→ Records for processing
———

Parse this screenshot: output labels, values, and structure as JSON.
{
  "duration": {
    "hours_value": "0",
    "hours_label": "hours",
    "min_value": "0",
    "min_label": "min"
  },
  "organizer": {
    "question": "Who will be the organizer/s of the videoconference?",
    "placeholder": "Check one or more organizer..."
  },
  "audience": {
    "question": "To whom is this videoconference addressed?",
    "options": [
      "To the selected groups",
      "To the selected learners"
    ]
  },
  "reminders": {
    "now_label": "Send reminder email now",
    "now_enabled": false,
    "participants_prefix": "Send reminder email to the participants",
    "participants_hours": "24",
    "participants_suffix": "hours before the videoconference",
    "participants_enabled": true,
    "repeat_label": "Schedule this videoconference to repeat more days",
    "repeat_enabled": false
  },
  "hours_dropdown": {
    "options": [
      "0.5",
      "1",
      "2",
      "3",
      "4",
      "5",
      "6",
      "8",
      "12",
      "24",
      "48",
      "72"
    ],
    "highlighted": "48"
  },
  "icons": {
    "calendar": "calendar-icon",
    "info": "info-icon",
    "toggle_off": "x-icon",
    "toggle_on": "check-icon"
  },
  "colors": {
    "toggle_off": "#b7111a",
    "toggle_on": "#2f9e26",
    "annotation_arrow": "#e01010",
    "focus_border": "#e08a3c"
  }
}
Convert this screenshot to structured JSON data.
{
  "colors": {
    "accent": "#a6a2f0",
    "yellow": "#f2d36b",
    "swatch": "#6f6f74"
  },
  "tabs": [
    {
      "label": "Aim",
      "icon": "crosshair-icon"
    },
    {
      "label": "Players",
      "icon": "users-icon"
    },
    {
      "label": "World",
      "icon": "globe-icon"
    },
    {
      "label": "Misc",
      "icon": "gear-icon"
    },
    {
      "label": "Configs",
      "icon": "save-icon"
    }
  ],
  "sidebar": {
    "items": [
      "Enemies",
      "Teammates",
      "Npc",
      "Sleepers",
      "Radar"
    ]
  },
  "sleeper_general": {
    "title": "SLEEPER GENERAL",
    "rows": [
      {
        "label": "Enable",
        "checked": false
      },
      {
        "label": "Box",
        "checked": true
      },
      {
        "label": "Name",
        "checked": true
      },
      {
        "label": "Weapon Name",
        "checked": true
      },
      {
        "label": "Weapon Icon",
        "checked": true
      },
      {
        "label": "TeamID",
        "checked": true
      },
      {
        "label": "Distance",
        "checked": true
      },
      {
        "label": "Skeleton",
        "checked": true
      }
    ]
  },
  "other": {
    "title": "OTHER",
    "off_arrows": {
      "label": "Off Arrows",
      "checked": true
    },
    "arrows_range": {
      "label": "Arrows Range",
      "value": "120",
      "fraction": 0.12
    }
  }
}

———

The records above must be output exactly, in full.

Parse this screenshot: output labels, values, and structure as JSON.
{
  "duration": {
    "hours_value": "0",
    "hours_label": "hours",
    "min_value": "0",
    "min_label": "min"
  },
  "organizer": {
    "question": "Who will be the organizer/s of the videoconference?",
    "placeholder": "Check one or more organizer..."
  },
  "audience": {
    "question": "To whom is this videoconference addressed?",
    "options": [
      "To the selected groups",
      "To the selected learners"
    ]
  },
  "reminders": {
    "now_label": "Send reminder email now",
    "now_enabled": false,
    "participants_prefix": "Send reminder email to the participants",
    "participants_hours": "24",
    "participants_suffix": "hours before the videoconference",
    "participants_enabled": true,
    "repeat_label": "Schedule this videoconference to repeat more days",
    "repeat_enabled": false
  },
  "hours_dropdown": {
    "options": [
      "0.5",
      "1",
      "2",
      "3",
      "4",
      "5",
      "6",
      "8",
      "12",
      "24",
      "48",
      "72"
    ],
    "highlighted": "48"
  },
  "icons": {
    "calendar": "calendar-icon",
    "info": "info-icon",
    "toggle_off": "x-icon",
    "toggle_on": "check-icon"
  },
  "colors": {
    "toggle_off": "#b7111a",
    "toggle_on": "#2f9e26",
    "annotation_arrow": "#e01010",
    "focus_border": "#e08a3c"
  }
}
Convert this screenshot to structured JSON data.
{
  "colors": {
    "accent": "#a6a2f0",
    "yellow": "#f2d36b",
    "swatch": "#6f6f74"
  },
  "tabs": [
    {
      "label": "Aim",
      "icon": "crosshair-icon"
    },
    {
      "label": "Players",
      "icon": "users-icon"
    },
    {
      "label": "World",
      "icon": "globe-icon"
    },
    {
      "label": "Misc",
      "icon": "gear-icon"
    },
    {
      "label": "Configs",
      "icon": "save-icon"
    }
  ],
  "sidebar": {
    "items": [
      "Enemies",
      "Teammates",
      "Npc",
      "Sleepers",
      "Radar"
    ]
  },
  "sleeper_general": {
    "title": "SLEEPER GENERAL",
    "rows": [
      {
        "label": "Enable",
        "checked": false
      },
      {
        "label": "Box",
        "checked": true
      },
      {
        "label": "Name",
        "checked": true
      },
      {
        "label": "Weapon Name",
        "checked": true
      },
      {
        "label": "Weapon Icon",
        "checked": true
      },
      {
        "label": "TeamID",
        "checked": true
      },
      {
        "label": "Distance",
        "checked": true
      },
      {
        "label": "Skeleton",
        "checked": true
      }
    ]
  },
  "other": {
    "title": "OTHER",
    "off_arrows": {
      "label": "Off Arrows",
      "checked": true
    },
    "arrows_range": {
      "label": "Arrows Range",
      "value": "120",
      "fraction": 0.12
    }
  }
}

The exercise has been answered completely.